Supplied entries —
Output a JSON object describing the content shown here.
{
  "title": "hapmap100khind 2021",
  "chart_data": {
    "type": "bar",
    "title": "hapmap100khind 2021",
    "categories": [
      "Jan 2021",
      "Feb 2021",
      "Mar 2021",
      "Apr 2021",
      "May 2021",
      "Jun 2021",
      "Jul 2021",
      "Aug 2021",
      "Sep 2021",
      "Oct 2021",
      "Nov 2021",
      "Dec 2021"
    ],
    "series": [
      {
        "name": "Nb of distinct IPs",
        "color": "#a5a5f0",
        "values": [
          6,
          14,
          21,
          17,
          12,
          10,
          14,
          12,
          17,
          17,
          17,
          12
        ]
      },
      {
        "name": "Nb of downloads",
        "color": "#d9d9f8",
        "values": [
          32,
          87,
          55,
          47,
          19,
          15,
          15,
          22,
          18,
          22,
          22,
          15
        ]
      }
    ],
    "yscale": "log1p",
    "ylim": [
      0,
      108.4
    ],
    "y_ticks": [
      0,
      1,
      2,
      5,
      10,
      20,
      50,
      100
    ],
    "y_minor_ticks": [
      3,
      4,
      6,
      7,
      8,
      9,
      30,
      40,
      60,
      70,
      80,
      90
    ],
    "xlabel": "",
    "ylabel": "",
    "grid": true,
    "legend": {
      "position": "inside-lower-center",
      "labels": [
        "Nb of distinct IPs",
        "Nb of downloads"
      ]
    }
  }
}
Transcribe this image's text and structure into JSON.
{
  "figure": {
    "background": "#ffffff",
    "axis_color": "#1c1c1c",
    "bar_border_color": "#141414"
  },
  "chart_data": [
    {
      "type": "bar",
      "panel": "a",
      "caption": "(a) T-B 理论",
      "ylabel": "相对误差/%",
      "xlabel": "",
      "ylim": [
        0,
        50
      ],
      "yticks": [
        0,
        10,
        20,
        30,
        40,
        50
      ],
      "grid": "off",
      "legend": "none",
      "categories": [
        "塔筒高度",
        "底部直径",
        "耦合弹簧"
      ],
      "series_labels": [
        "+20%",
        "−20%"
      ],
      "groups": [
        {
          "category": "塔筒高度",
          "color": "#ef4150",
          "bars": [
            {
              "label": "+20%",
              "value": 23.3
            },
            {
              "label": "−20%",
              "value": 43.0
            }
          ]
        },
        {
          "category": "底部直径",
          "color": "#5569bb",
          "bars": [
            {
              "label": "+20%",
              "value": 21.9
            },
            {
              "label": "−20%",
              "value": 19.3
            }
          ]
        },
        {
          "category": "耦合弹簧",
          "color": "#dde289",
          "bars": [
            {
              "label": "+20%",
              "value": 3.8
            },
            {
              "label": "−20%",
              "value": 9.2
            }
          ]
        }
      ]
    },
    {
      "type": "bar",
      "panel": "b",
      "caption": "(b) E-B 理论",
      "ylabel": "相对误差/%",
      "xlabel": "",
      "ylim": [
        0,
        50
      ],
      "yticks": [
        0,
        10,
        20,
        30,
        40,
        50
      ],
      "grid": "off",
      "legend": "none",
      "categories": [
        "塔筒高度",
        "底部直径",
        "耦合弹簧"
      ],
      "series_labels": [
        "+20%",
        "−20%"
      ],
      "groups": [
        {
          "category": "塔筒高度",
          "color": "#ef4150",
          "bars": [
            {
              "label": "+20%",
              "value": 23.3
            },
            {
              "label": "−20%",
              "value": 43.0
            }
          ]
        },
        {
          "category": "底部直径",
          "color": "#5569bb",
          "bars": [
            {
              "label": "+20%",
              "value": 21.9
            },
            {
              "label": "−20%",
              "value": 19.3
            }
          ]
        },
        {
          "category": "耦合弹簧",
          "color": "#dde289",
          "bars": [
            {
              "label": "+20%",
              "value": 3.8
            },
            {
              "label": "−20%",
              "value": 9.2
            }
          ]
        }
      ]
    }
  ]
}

Aim of the exercise —
Go through the records above and retype each one exactly.

Finished answer —
Output a JSON object describing the content shown here.
{
  "title": "hapmap100khind 2021",
  "chart_data": {
    "type": "bar",
    "title": "hapmap100khind 2021",
    "categories": [
      "Jan 2021",
      "Feb 2021",
      "Mar 2021",
      "Apr 2021",
      "May 2021",
      "Jun 2021",
      "Jul 2021",
      "Aug 2021",
      "Sep 2021",
      "Oct 2021",
      "Nov 2021",
      "Dec 2021"
    ],
    "series": [
      {
        "name": "Nb of distinct IPs",
        "color": "#a5a5f0",
        "values": [
          6,
          14,
          21,
          17,
          12,
          10,
          14,
          12,
          17,
          17,
          17,
          12
        ]
      },
      {
        "name": "Nb of downloads",
        "color": "#d9d9f8",
        "values": [
          32,
          87,
          55,
          47,
          19,
          15,
          15,
          22,
          18,
          22,
          22,
          15
        ]
      }
    ],
    "yscale": "log1p",
    "ylim": [
      0,
      108.4
    ],
    "y_ticks": [
      0,
      1,
      2,
      5,
      10,
      20,
      50,
      100
    ],
    "y_minor_ticks": [
      3,
      4,
      6,
      7,
      8,
      9,
      30,
      40,
      60,
      70,
      80,
      90
    ],
    "xlabel": "",
    "ylabel": "",
    "grid": true,
    "legend": {
      "position": "inside-lower-center",
      "labels": [
        "Nb of distinct IPs",
        "Nb of downloads"
      ]
    }
  }
}
Transcribe this image's text and structure into JSON.
{
  "figure": {
    "background": "#ffffff",
    "axis_color": "#1c1c1c",
    "bar_border_color": "#141414"
  },
  "chart_data": [
    {
      "type": "bar",
      "panel": "a",
      "caption": "(a) T-B 理论",
      "ylabel": "相对误差/%",
      "xlabel": "",
      "ylim": [
        0,
        50
      ],
      "yticks": [
        0,
        10,
        20,
        30,
        40,
        50
      ],
      "grid": "off",
      "legend": "none",
      "categories": [
        "塔筒高度",
        "底部直径",
        "耦合弹簧"
      ],
      "series_labels": [
        "+20%",
        "−20%"
      ],
      "groups": [
        {
          "category": "塔筒高度",
          "color": "#ef4150",
          "bars": [
            {
              "label": "+20%",
              "value": 23.3
            },
            {
              "label": "−20%",
              "value": 43.0
            }
          ]
        },
        {
          "category": "底部直径",
          "color": "#5569bb",
          "bars": [
            {
              "label": "+20%",
              "value": 21.9
            },
            {
              "label": "−20%",
              "value": 19.3
            }
          ]
        },
        {
          "category": "耦合弹簧",
          "color": "#dde289",
          "bars": [
            {
              "label": "+20%",
              "value": 3.8
            },
            {
              "label": "−20%",
              "value": 9.2
            }
          ]
        }
      ]
    },
    {
      "type": "bar",
      "panel": "b",
      "caption": "(b) E-B 理论",
      "ylabel": "相对误差/%",
      "xlabel": "",
      "ylim": [
        0,
        50
      ],
      "yticks": [
        0,
        10,
        20,
        30,
        40,
        50
      ],
      "grid": "off",
      "legend": "none",
      "categories": [
        "塔筒高度",
        "底部直径",
        "耦合弹簧"
      ],
      "series_labels": [
        "+20%",
        "−20%"
      ],
      "groups": [
        {
          "category": "塔筒高度",
          "color": "#ef4150",
          "bars": [
            {
              "label": "+20%",
              "value": 23.3
            },
            {
              "label": "−20%",
              "value": 43.0
            }
          ]
        },
        {
          "category": "底部直径",
          "color": "#5569bb",
          "bars": [
            {
              "label": "+20%",
              "value": 21.9
            },
            {
              "label": "−20%",
              "value": 19.3
            }
          ]
        },
        {
          "category": "耦合弹簧",
          "color": "#dde289",
          "bars": [
            {
              "label": "+20%",
              "value": 3.8
            },
            {
              "label": "−20%",
              "value": 9.2
            }
          ]
        }
      ]
    }
  ]
}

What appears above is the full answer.